>> start Records provided
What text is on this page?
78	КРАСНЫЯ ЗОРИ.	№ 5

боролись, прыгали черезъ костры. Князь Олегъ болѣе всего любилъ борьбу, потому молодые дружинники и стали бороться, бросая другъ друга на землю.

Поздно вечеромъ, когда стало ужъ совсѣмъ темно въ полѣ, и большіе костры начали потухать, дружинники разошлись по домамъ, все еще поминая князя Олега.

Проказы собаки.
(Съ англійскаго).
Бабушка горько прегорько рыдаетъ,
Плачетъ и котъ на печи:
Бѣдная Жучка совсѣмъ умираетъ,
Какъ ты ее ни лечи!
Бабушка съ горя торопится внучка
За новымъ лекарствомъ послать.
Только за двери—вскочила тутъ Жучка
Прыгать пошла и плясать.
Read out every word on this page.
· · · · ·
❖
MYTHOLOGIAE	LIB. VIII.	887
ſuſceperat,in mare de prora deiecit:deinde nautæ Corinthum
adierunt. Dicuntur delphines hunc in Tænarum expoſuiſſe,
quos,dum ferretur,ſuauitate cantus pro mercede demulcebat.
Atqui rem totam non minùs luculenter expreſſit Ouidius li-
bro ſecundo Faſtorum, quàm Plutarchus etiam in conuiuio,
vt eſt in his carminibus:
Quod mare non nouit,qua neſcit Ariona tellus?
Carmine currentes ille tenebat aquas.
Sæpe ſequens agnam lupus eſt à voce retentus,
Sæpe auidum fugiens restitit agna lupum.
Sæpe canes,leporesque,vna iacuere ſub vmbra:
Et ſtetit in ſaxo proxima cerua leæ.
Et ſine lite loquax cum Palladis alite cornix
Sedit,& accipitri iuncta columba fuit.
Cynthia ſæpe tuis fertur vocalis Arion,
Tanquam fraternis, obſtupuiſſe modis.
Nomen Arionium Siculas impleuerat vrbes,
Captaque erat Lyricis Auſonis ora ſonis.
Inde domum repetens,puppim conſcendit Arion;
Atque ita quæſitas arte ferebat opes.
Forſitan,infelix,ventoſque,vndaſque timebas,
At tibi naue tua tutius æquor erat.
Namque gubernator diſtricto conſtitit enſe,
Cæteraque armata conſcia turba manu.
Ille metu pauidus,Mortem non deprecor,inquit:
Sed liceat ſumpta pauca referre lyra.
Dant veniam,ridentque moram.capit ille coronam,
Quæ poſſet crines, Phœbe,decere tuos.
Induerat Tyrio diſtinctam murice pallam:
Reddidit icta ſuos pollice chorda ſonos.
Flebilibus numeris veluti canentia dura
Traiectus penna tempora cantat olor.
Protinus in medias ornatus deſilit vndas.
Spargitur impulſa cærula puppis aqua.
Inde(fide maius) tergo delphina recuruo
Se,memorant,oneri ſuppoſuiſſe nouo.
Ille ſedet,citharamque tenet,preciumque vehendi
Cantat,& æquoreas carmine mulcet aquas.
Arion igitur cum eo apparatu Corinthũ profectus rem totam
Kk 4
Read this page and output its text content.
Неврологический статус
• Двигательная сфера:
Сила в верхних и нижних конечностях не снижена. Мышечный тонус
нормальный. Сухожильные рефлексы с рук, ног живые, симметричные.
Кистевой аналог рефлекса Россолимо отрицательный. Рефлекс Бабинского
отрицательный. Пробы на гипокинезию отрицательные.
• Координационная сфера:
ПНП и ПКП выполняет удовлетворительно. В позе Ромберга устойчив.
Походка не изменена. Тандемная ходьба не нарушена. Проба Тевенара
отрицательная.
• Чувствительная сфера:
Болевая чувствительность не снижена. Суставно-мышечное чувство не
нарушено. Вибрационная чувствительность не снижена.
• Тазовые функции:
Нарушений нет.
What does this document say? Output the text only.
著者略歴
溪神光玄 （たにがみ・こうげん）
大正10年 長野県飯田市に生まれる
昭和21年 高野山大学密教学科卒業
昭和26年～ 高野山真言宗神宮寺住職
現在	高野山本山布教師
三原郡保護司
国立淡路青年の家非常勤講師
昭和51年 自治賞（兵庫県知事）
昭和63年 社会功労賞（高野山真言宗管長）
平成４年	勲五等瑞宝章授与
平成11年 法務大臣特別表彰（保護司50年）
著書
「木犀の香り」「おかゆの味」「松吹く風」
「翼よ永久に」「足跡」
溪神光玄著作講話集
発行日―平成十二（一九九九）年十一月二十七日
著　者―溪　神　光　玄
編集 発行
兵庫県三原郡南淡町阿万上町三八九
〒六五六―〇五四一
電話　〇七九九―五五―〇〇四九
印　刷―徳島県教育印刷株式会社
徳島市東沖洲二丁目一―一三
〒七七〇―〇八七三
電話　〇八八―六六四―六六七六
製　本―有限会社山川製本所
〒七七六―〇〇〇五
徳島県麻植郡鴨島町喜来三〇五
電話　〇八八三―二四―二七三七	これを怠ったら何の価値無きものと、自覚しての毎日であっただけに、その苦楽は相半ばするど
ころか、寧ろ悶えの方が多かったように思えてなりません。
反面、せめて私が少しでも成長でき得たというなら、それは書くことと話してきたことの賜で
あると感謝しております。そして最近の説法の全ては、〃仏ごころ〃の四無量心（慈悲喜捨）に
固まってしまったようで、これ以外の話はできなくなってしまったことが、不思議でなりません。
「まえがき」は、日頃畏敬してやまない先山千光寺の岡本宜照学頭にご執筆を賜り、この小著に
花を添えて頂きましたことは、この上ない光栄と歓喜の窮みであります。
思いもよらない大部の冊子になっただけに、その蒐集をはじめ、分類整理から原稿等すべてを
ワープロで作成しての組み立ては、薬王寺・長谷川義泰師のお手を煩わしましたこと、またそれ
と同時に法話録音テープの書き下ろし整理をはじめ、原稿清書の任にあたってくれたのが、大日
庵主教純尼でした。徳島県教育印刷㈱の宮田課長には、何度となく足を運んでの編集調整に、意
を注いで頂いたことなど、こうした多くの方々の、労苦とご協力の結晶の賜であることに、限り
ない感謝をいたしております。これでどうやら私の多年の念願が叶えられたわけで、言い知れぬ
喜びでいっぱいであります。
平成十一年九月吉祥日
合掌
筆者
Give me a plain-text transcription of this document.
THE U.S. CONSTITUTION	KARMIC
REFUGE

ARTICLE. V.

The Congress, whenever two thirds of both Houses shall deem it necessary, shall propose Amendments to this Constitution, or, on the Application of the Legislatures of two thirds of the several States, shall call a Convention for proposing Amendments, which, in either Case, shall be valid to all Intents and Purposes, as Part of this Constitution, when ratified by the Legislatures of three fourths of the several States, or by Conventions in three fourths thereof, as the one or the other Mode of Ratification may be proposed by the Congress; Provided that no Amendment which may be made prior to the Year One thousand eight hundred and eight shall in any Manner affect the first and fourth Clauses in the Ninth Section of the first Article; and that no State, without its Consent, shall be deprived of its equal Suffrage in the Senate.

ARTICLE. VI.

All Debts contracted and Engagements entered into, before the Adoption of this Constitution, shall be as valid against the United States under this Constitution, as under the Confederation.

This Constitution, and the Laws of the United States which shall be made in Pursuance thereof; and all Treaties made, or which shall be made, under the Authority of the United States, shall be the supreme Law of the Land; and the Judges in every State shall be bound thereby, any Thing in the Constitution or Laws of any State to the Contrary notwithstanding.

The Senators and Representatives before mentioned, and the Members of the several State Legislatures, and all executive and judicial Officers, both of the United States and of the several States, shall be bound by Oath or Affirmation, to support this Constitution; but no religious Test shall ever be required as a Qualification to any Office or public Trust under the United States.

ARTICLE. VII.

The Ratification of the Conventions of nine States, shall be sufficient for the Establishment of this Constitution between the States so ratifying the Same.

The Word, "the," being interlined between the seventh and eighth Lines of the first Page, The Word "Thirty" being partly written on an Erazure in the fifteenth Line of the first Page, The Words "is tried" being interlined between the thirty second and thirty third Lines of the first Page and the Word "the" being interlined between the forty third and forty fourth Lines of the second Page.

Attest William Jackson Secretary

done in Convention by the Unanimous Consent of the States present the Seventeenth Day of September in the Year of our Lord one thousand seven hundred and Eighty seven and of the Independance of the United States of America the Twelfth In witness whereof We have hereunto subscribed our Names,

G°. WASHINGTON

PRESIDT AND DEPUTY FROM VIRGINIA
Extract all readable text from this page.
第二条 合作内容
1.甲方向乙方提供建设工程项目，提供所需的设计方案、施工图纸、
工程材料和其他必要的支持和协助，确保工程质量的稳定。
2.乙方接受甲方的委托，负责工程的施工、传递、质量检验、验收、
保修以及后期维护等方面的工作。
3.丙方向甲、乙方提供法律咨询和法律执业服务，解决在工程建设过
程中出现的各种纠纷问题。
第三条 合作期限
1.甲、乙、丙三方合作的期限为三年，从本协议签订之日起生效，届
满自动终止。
>> end Records provided
- What to produce
Check each line of the entries for the string "отрицательный". Copy the lines that have it.

- Result
Кистевой аналог рефлекса Россолимо отрицательный. Рефлекс Бабинского
отрицательный. Пробы на гипокинезию отрицательные.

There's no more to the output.